#### Text section
* * * *

Manufacturing today is not just about production. It includes research, design, maintenance, sales and marketing, logistics and distribution too. Companies like Rolls Royce earn a large part of their turnover from servicing and repair.

New manufacturing opportunities are emerging in green manufacturing. New sectors are emerging as we rethink how to deliver products without exhausting natural resources. Environmental industries are already growing at 10% a year, and there are major opportunities here for UK manufacturing.

Of course in many cases the names on the door may have changed – but that is the nature of the global economy. BMW is the 3rd largest car producer in the UK, employing around 8,000 people and spending over £1 billion a year with UK suppliers. A German company making an immense contribution to the British economy. Nationality of ownership today is not what matters. What matters to Government is to create a business environment that allows world-leading businesses to invest and grow here – and, of course, create high quality jobs.

Government Manufacturing Strategy

What can Government can do? First of all we need to get the fundamentals right: a stable economic framework; open competitive and flexible markets, and a good business environment.

* * * *

[Dataset items]
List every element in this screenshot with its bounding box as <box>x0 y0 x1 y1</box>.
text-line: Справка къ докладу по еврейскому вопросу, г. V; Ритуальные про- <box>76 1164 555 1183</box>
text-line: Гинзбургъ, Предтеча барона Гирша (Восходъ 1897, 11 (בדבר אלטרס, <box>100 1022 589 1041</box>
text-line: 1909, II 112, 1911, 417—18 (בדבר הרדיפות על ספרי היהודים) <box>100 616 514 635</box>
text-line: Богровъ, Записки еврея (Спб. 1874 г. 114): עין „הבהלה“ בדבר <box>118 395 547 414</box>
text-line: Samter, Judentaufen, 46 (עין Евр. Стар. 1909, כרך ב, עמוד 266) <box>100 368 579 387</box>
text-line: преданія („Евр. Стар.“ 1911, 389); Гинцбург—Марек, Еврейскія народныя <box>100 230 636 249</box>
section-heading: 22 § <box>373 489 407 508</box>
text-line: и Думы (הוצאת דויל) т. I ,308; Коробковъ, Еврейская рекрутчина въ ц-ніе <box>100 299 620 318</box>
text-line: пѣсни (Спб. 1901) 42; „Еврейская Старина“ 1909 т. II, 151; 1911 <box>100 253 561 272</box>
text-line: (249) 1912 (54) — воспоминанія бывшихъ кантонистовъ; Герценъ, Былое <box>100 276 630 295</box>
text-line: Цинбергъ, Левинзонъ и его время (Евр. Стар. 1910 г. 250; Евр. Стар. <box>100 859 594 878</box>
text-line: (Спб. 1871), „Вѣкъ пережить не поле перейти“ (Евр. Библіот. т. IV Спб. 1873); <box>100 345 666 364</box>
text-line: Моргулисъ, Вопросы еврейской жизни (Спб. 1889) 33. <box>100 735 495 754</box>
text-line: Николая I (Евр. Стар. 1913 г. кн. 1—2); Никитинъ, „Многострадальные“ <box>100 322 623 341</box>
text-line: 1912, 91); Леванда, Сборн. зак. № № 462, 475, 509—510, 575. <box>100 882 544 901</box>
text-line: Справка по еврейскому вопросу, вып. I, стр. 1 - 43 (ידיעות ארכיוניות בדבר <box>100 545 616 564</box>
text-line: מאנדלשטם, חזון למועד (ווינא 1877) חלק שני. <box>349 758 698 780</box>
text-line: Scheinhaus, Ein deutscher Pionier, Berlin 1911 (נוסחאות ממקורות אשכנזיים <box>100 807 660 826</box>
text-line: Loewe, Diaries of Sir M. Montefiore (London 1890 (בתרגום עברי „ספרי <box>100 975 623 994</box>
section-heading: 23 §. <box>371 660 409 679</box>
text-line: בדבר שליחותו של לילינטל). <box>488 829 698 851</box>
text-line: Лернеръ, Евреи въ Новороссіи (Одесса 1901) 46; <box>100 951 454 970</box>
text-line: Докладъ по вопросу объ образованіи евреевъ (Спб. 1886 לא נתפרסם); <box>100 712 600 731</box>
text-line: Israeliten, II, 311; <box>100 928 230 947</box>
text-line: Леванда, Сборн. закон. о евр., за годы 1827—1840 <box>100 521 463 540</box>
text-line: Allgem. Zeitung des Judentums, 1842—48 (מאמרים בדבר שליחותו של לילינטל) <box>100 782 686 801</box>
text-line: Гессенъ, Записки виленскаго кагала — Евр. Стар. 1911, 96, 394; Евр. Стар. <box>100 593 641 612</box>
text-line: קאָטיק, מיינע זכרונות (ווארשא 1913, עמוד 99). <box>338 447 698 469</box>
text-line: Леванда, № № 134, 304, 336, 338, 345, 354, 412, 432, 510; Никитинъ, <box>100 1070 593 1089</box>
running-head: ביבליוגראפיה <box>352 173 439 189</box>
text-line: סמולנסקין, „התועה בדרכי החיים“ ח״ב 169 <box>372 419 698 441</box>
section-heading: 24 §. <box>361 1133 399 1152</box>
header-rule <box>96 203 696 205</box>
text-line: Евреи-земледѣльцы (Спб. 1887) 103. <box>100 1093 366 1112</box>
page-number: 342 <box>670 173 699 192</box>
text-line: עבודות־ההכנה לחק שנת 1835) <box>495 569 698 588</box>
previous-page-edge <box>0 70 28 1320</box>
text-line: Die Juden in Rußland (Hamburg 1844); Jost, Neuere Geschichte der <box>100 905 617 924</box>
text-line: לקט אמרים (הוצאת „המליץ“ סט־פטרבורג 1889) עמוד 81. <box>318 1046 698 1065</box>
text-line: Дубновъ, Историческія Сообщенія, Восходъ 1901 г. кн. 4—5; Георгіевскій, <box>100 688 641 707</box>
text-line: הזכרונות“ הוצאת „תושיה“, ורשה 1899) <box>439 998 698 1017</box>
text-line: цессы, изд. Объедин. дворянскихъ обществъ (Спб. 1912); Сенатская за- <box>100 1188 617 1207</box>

* * * *

#### Exercises
1. Answer these questions using the manufacturing passage.
(a) How fast are environmental industries already growing?
(b) Where does BMW rank among car producers in the UK?
(c) Which company earns a large part of its turnover from servicing and repair?
2. Copy the manufacturing passage word for word, from "Government Manufacturing Strategy" up to and including "good business environment.".
3. Carry on the manufacturing passage after its last sentence.

#### Task results
1.
(a) 10% a year
(b) 3rd largest
(c) Rolls Royce

2.
Government Manufacturing Strategy

What can Government can do? First of all we need to get the fundamentals right: a stable economic framework; open competitive and flexible markets, and a good business environment.

3.
We introduced our Manufacturing Strategy in 2002, the first by any Government in over 30 years, to help companies to compete successfully in world markets. Its based on raising investment, on applying science and innovation, design, world class practice, and a high level of skills.

To help steer the Strategy we set up the Manufacturing Forum in 2004, with unions, employers and government.

With the Regional Development Agencies, we’ve set up the Manufacturing Advisory Service with a centre in every region. It has been a major success and we are expanding it next year. We will continue to support it strongly.

We launched the National Manufacturing Skills Academy in January this year to bring world class training to the sector. It is delivering courses designed by industry for industry, with the goal of training 40,000 students a year by 2012.

The R&D Tax Credit has provided £1.8 billion in support for business – over three-quarters of that to manufacturers - supporting £16.6 billion worth of R&D expenditure since 2000.

We’ve put £355 million into the Technology Programme so that manufacturers can capitalise on key technologies. There are over 600 projects across 40 technology areas and business plus government investment in the projects will add up to almost a billion pounds.

We’ve been working with the Design Council to follow up the recommendations in the Cox Review to ensure that UK manufacturing takes advantage of our design and creative expertise. The Design Council Designing Demand programme, funded by the RDAs, is running in four regions, with a full UK roll-out expected next year.

We’ve increased the Science & Research Budget from £1.3 billion in 1997/98 to £5.4 billion in 2007/08 billion. And, as announced in the Comprehensive Spending Review two weeks ago, to £6.3 billion by 2010.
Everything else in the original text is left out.